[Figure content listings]

:::::

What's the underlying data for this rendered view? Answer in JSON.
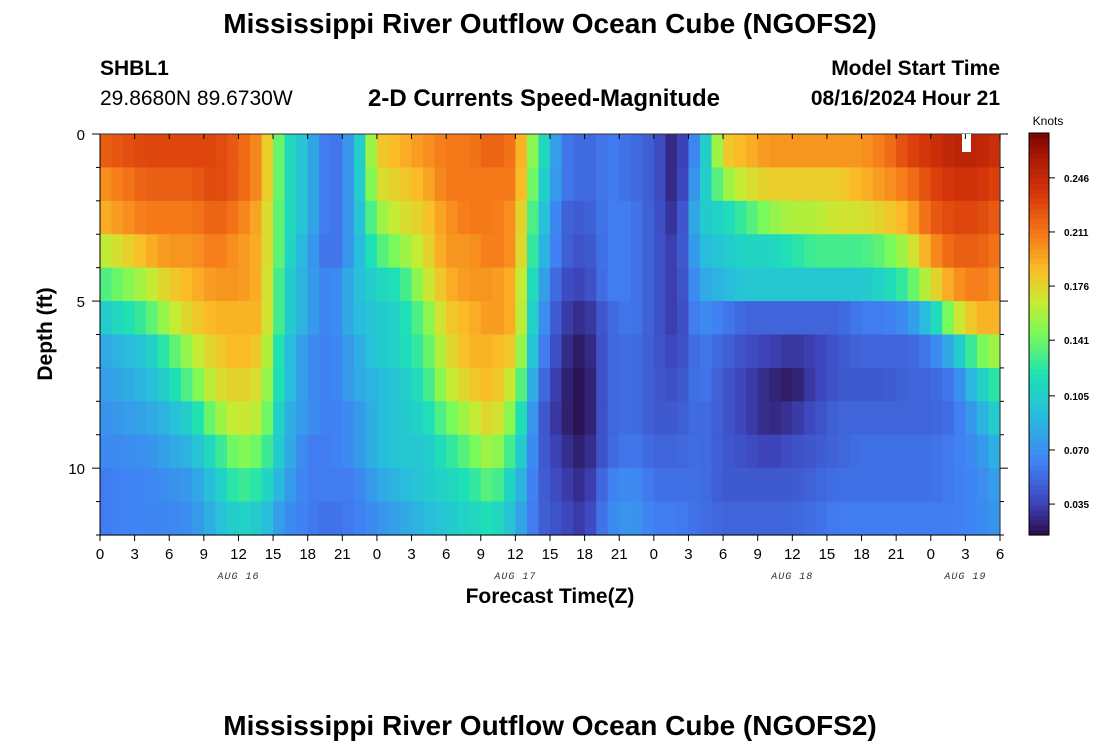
{
  "chart_data": {
    "type": "heatmap",
    "title": "Mississippi River Outflow Ocean Cube (NGOFS2)",
    "subtitle": "2-D Currents Speed-Magnitude",
    "station": "SHBL1",
    "location": "29.8680N  89.6730W",
    "model_start_label": "Model Start Time",
    "model_start_value": "08/16/2024 Hour 21",
    "xlabel": "Forecast Time(Z)",
    "ylabel": "Depth (ft)",
    "x_range_hours": [
      0,
      78
    ],
    "ylim": [
      0,
      12
    ],
    "x_tick_labels": [
      "0",
      "3",
      "6",
      "9",
      "12",
      "15",
      "18",
      "21",
      "0",
      "3",
      "6",
      "9",
      "12",
      "15",
      "18",
      "21",
      "0",
      "3",
      "6",
      "9",
      "12",
      "15",
      "18",
      "21",
      "0",
      "3",
      "6"
    ],
    "y_tick_labels": [
      "0",
      "5",
      "10"
    ],
    "y_tick_values": [
      0,
      5,
      10
    ],
    "dates": [
      {
        "label": "AUG 16",
        "hour": 12
      },
      {
        "label": "AUG 17",
        "hour": 36
      },
      {
        "label": "AUG 18",
        "hour": 60
      },
      {
        "label": "AUG 19",
        "hour": 75
      }
    ],
    "colorbar": {
      "unit": "Knots",
      "min": 0.015,
      "max": 0.275,
      "tick_labels": [
        "0.246",
        "0.211",
        "0.176",
        "0.141",
        "0.105",
        "0.070",
        "0.035"
      ],
      "tick_values": [
        0.246,
        0.211,
        0.176,
        0.141,
        0.105,
        0.07,
        0.035
      ]
    },
    "depths_ft": [
      0.5,
      1.5,
      2.5,
      3.5,
      4.5,
      5.5,
      6.5,
      7.5,
      8.5,
      9.5,
      10.5,
      11.5
    ],
    "profile_hours": [
      0,
      4,
      6,
      8,
      10,
      12,
      14,
      16,
      18,
      20,
      22,
      24,
      26,
      28,
      30,
      32,
      34,
      36,
      38,
      40,
      42,
      44,
      46,
      48,
      50,
      52,
      54,
      56,
      58,
      60,
      62,
      64,
      66,
      68,
      70,
      72,
      74,
      76,
      78
    ],
    "speed_profiles_knots": [
      [
        0.22,
        0.2,
        0.19,
        0.16,
        0.13,
        0.1,
        0.08,
        0.075,
        0.07,
        0.065,
        0.06,
        0.06
      ],
      [
        0.23,
        0.22,
        0.21,
        0.19,
        0.16,
        0.13,
        0.1,
        0.09,
        0.08,
        0.07,
        0.065,
        0.065
      ],
      [
        0.23,
        0.22,
        0.21,
        0.2,
        0.18,
        0.16,
        0.13,
        0.11,
        0.09,
        0.08,
        0.07,
        0.065
      ],
      [
        0.23,
        0.22,
        0.21,
        0.2,
        0.19,
        0.18,
        0.16,
        0.14,
        0.11,
        0.09,
        0.075,
        0.07
      ],
      [
        0.23,
        0.23,
        0.22,
        0.21,
        0.2,
        0.19,
        0.18,
        0.17,
        0.15,
        0.12,
        0.1,
        0.09
      ],
      [
        0.22,
        0.22,
        0.21,
        0.2,
        0.2,
        0.19,
        0.19,
        0.18,
        0.17,
        0.15,
        0.13,
        0.11
      ],
      [
        0.2,
        0.2,
        0.19,
        0.19,
        0.19,
        0.19,
        0.18,
        0.17,
        0.16,
        0.14,
        0.12,
        0.1
      ],
      [
        0.12,
        0.12,
        0.12,
        0.12,
        0.11,
        0.11,
        0.1,
        0.1,
        0.09,
        0.09,
        0.08,
        0.07
      ],
      [
        0.09,
        0.09,
        0.09,
        0.08,
        0.08,
        0.08,
        0.07,
        0.07,
        0.07,
        0.06,
        0.06,
        0.06
      ],
      [
        0.05,
        0.05,
        0.05,
        0.05,
        0.06,
        0.06,
        0.06,
        0.06,
        0.06,
        0.06,
        0.06,
        0.055
      ],
      [
        0.08,
        0.08,
        0.08,
        0.08,
        0.09,
        0.09,
        0.08,
        0.08,
        0.07,
        0.07,
        0.06,
        0.06
      ],
      [
        0.18,
        0.17,
        0.15,
        0.13,
        0.11,
        0.1,
        0.1,
        0.09,
        0.09,
        0.09,
        0.08,
        0.07
      ],
      [
        0.19,
        0.18,
        0.17,
        0.15,
        0.12,
        0.11,
        0.11,
        0.1,
        0.1,
        0.1,
        0.09,
        0.08
      ],
      [
        0.2,
        0.19,
        0.18,
        0.17,
        0.16,
        0.14,
        0.13,
        0.12,
        0.11,
        0.1,
        0.1,
        0.09
      ],
      [
        0.21,
        0.21,
        0.2,
        0.2,
        0.19,
        0.18,
        0.17,
        0.16,
        0.14,
        0.12,
        0.11,
        0.1
      ],
      [
        0.21,
        0.21,
        0.21,
        0.2,
        0.2,
        0.19,
        0.19,
        0.18,
        0.16,
        0.14,
        0.12,
        0.11
      ],
      [
        0.22,
        0.21,
        0.21,
        0.21,
        0.2,
        0.2,
        0.19,
        0.19,
        0.18,
        0.16,
        0.14,
        0.12
      ],
      [
        0.21,
        0.21,
        0.2,
        0.2,
        0.19,
        0.19,
        0.18,
        0.16,
        0.14,
        0.12,
        0.1,
        0.09
      ],
      [
        0.13,
        0.12,
        0.11,
        0.1,
        0.09,
        0.08,
        0.07,
        0.06,
        0.05,
        0.05,
        0.05,
        0.05
      ],
      [
        0.06,
        0.06,
        0.05,
        0.05,
        0.04,
        0.035,
        0.03,
        0.025,
        0.025,
        0.03,
        0.035,
        0.04
      ],
      [
        0.05,
        0.05,
        0.045,
        0.04,
        0.035,
        0.025,
        0.018,
        0.015,
        0.015,
        0.02,
        0.025,
        0.03
      ],
      [
        0.06,
        0.06,
        0.06,
        0.06,
        0.06,
        0.05,
        0.05,
        0.05,
        0.05,
        0.05,
        0.06,
        0.065
      ],
      [
        0.055,
        0.055,
        0.06,
        0.06,
        0.06,
        0.06,
        0.055,
        0.055,
        0.055,
        0.06,
        0.07,
        0.075
      ],
      [
        0.045,
        0.045,
        0.045,
        0.045,
        0.045,
        0.045,
        0.045,
        0.045,
        0.045,
        0.05,
        0.055,
        0.06
      ],
      [
        0.02,
        0.02,
        0.025,
        0.03,
        0.03,
        0.03,
        0.035,
        0.04,
        0.045,
        0.05,
        0.055,
        0.06
      ],
      [
        0.08,
        0.09,
        0.1,
        0.09,
        0.08,
        0.07,
        0.06,
        0.06,
        0.055,
        0.055,
        0.055,
        0.055
      ],
      [
        0.18,
        0.15,
        0.11,
        0.1,
        0.09,
        0.06,
        0.05,
        0.045,
        0.045,
        0.045,
        0.045,
        0.05
      ],
      [
        0.19,
        0.17,
        0.13,
        0.11,
        0.1,
        0.05,
        0.04,
        0.035,
        0.035,
        0.04,
        0.045,
        0.05
      ],
      [
        0.2,
        0.18,
        0.15,
        0.11,
        0.1,
        0.05,
        0.035,
        0.025,
        0.025,
        0.035,
        0.045,
        0.05
      ],
      [
        0.2,
        0.18,
        0.16,
        0.12,
        0.1,
        0.05,
        0.03,
        0.02,
        0.03,
        0.04,
        0.045,
        0.05
      ],
      [
        0.2,
        0.18,
        0.16,
        0.13,
        0.1,
        0.05,
        0.035,
        0.035,
        0.04,
        0.045,
        0.05,
        0.055
      ],
      [
        0.2,
        0.18,
        0.17,
        0.13,
        0.1,
        0.05,
        0.045,
        0.045,
        0.05,
        0.05,
        0.055,
        0.06
      ],
      [
        0.2,
        0.19,
        0.17,
        0.13,
        0.1,
        0.06,
        0.05,
        0.045,
        0.05,
        0.055,
        0.055,
        0.06
      ],
      [
        0.21,
        0.2,
        0.18,
        0.14,
        0.11,
        0.06,
        0.05,
        0.045,
        0.05,
        0.055,
        0.055,
        0.06
      ],
      [
        0.23,
        0.21,
        0.19,
        0.16,
        0.13,
        0.07,
        0.05,
        0.05,
        0.05,
        0.055,
        0.055,
        0.06
      ],
      [
        0.24,
        0.23,
        0.22,
        0.2,
        0.17,
        0.1,
        0.06,
        0.05,
        0.05,
        0.055,
        0.055,
        0.06
      ],
      [
        0.25,
        0.24,
        0.23,
        0.22,
        0.2,
        0.16,
        0.09,
        0.06,
        0.055,
        0.06,
        0.06,
        0.06
      ],
      [
        0.25,
        0.24,
        0.23,
        0.22,
        0.21,
        0.19,
        0.14,
        0.1,
        0.08,
        0.07,
        0.065,
        0.065
      ],
      [
        0.24,
        0.23,
        0.22,
        0.21,
        0.2,
        0.19,
        0.16,
        0.13,
        0.11,
        0.09,
        0.08,
        0.075
      ]
    ]
  }
}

:::::

◆ Task to carry out ◆
Where a line contains "Time", copy that line.

◆ Solution to this exercise ◆
    "model_start_label": "Model Start Time",
    "xlabel": "Forecast Time(Z)",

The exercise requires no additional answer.